==== Records for the exercise ====
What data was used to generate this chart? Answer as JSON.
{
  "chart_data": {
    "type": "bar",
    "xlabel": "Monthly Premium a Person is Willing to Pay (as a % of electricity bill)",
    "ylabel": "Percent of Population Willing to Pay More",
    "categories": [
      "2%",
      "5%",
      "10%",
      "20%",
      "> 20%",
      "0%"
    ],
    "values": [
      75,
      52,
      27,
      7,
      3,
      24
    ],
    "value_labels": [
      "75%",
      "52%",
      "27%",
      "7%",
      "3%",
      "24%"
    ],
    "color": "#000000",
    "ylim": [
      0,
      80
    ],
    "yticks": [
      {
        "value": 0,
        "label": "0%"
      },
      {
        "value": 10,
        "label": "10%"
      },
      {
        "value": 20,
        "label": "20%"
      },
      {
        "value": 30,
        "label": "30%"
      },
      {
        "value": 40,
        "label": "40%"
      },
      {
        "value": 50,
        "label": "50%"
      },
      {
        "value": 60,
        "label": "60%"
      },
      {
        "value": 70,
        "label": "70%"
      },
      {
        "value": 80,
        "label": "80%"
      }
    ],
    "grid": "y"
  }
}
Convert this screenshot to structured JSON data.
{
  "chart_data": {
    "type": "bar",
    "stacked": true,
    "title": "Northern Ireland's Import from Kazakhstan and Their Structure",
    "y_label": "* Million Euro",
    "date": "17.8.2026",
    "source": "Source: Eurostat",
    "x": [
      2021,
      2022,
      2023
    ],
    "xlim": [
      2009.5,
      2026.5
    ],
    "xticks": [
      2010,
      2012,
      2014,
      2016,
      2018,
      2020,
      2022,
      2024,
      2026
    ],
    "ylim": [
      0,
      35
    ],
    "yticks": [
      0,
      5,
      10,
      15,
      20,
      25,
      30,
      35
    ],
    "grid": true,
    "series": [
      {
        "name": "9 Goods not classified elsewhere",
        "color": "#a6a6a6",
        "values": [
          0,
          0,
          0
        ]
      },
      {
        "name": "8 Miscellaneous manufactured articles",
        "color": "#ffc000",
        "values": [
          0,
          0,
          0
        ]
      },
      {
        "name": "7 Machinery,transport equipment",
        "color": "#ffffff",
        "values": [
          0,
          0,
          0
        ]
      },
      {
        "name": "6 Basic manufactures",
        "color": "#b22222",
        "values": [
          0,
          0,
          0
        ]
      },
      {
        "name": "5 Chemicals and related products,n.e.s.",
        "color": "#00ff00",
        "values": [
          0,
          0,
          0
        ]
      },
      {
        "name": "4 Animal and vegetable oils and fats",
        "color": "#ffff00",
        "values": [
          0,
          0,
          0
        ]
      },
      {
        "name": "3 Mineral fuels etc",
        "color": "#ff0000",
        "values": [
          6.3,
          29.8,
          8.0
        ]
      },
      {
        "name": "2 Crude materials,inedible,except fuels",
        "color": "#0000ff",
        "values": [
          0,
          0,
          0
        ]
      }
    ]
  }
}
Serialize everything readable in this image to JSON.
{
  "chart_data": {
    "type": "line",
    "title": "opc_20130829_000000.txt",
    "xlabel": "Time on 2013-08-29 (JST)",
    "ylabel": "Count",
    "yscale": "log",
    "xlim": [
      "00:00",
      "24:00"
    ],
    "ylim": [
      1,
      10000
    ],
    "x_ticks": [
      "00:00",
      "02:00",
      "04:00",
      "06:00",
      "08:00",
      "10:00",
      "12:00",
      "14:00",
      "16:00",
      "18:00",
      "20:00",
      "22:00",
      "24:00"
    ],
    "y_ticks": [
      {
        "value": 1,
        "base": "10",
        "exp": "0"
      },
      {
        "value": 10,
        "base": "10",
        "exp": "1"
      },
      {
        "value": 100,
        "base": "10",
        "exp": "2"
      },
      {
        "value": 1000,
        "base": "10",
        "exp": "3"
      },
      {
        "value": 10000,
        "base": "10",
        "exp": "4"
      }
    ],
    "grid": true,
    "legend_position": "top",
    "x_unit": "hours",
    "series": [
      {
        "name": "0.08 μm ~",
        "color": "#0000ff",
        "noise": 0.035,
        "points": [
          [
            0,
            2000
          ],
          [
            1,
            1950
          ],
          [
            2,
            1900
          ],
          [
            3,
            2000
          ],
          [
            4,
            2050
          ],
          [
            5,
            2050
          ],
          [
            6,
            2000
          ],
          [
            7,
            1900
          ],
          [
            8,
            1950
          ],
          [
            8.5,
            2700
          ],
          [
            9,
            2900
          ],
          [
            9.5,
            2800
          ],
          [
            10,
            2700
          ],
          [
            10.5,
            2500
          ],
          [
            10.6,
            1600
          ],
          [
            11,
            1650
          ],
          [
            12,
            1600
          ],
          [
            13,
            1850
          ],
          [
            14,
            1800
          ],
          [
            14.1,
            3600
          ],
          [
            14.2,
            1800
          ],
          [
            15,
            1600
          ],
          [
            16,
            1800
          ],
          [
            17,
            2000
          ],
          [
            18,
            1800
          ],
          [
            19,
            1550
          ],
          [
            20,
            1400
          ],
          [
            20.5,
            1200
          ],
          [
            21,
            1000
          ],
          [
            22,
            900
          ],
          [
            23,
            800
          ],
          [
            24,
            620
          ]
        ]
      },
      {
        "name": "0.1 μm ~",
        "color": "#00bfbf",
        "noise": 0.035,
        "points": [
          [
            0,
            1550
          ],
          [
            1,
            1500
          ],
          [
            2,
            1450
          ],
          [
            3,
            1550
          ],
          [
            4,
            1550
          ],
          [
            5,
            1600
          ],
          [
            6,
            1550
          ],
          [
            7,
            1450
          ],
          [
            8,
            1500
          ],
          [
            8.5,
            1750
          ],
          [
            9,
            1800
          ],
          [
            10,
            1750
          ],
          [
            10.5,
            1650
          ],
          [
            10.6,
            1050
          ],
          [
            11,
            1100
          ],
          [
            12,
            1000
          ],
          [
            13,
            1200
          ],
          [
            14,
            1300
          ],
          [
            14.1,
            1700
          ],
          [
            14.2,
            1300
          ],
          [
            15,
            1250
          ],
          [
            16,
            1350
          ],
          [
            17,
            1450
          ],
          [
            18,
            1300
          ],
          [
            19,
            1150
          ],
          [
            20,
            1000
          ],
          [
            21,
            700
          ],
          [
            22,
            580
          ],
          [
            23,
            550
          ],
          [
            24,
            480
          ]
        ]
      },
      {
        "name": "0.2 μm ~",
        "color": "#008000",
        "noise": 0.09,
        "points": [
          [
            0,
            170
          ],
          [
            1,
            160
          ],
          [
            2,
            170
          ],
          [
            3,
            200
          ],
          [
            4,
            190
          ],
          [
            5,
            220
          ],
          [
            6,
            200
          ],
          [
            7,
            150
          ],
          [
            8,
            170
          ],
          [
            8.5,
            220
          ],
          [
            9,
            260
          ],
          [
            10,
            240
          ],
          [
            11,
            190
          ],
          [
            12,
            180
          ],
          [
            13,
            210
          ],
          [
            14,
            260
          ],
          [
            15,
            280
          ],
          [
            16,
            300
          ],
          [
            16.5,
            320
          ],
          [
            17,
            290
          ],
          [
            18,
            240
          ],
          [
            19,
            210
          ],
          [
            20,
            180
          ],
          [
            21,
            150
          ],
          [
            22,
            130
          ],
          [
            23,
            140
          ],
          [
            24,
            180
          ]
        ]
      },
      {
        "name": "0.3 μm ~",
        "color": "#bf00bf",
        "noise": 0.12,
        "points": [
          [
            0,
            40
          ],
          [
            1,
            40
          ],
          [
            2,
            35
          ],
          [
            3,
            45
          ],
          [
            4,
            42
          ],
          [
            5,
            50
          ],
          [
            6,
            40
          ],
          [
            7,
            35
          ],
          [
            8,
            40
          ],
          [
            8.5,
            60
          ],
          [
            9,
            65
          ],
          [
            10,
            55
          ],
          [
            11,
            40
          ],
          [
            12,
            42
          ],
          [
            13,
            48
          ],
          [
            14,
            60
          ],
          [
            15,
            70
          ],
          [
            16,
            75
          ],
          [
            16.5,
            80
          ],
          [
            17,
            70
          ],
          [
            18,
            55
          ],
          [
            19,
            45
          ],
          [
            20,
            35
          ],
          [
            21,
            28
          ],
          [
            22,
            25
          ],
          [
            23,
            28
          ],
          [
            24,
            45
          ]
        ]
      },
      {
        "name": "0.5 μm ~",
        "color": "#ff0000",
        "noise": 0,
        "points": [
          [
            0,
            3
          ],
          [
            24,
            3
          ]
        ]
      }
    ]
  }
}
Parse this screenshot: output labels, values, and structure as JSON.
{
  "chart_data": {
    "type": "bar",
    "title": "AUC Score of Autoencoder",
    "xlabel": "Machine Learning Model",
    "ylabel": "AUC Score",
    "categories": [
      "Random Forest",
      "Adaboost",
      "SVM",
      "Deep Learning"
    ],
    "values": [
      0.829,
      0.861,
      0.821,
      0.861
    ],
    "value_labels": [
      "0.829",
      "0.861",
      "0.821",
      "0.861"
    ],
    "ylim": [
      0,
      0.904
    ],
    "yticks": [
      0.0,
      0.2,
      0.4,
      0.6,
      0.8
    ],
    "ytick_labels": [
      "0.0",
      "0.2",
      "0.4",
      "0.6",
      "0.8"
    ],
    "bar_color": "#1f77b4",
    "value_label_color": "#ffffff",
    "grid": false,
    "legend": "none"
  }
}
====
Copy out each line in the preceding records that contains "xlabel".

▸ Solved exercise
    "xlabel": "Monthly Premium a Person is Willing to Pay (as a % of electricity bill)",
    "xlabel": "Time on 2013-08-29 (JST)",
    "xlabel": "Machine Learning Model",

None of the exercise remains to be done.